* AIM *
Set down all of the entries word for word, omitting the images they contain.

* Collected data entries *
--- --- ---

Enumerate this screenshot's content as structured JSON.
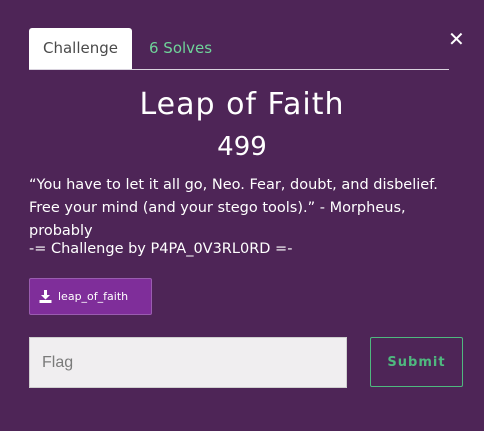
{
  "modal": {
    "close_icon": "close-icon",
    "tabs": [
      {
        "label": "Challenge",
        "active": true
      },
      {
        "label": "6 Solves",
        "active": false
      }
    ],
    "title": "Leap of Faith",
    "points": "499",
    "description": "“You have to let it all go, Neo. Fear, doubt, and disbelief. Free your mind (and your stego tools).” - Morpheus, probably",
    "author": "-= Challenge by P4PA_0V3RL0RD =-",
    "file": {
      "icon": "download-icon",
      "name": "leap_of_faith"
    },
    "flag_input": {
      "value": "",
      "placeholder": "Flag"
    },
    "submit_label": "Submit"
  },
  "colors": {
    "background": "#4e2557",
    "tab_active_bg": "#ffffff",
    "tab_inactive_text": "#6fd39a",
    "file_button_bg": "#7f2e9a",
    "submit_border": "#4fb87f",
    "input_bg": "#f0eef0"
  }
}
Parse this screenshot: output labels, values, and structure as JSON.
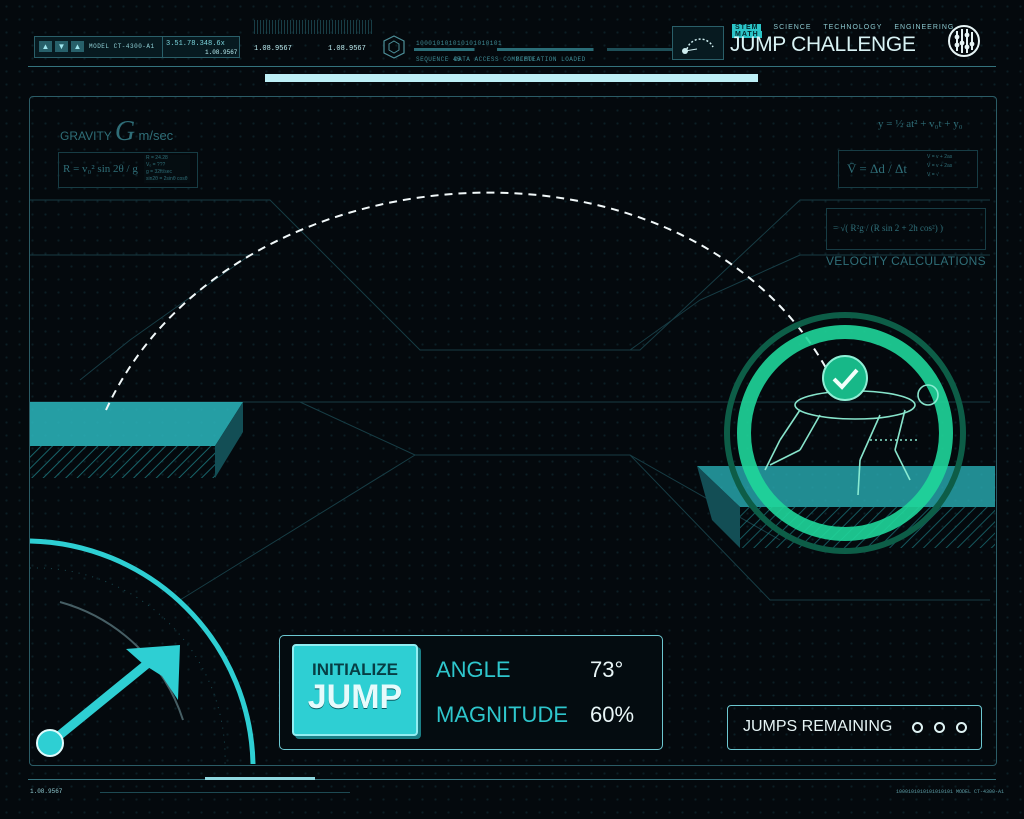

--- --- ---

* RESPONSE *
Enumerate this screenshot's content as structured JSON.
{
  "modal": {
    "close_icon": "close-icon",
    "tabs": [
      {
        "label": "Challenge",
        "active": true
      },
      {
        "label": "6 Solves",
        "active": false
      }
    ],
    "title": "Leap of Faith",
    "points": "499",
    "description": "“You have to let it all go, Neo. Fear, doubt, and disbelief. Free your mind (and your stego tools).” - Morpheus, probably",
    "author": "-= Challenge by P4PA_0V3RL0RD =-",
    "file": {
      "icon": "download-icon",
      "name": "leap_of_faith"
    },
    "flag_input": {
      "value": "",
      "placeholder": "Flag"
    },
    "submit_label": "Submit"
  },
  "colors": {
    "background": "#4e2557",
    "tab_active_bg": "#ffffff",
    "tab_inactive_text": "#6fd39a",
    "file_button_bg": "#7f2e9a",
    "submit_border": "#4fb87f",
    "input_bg": "#f0eef0"
  }
}
Parse this screenshot: output labels, values, and structure as JSON.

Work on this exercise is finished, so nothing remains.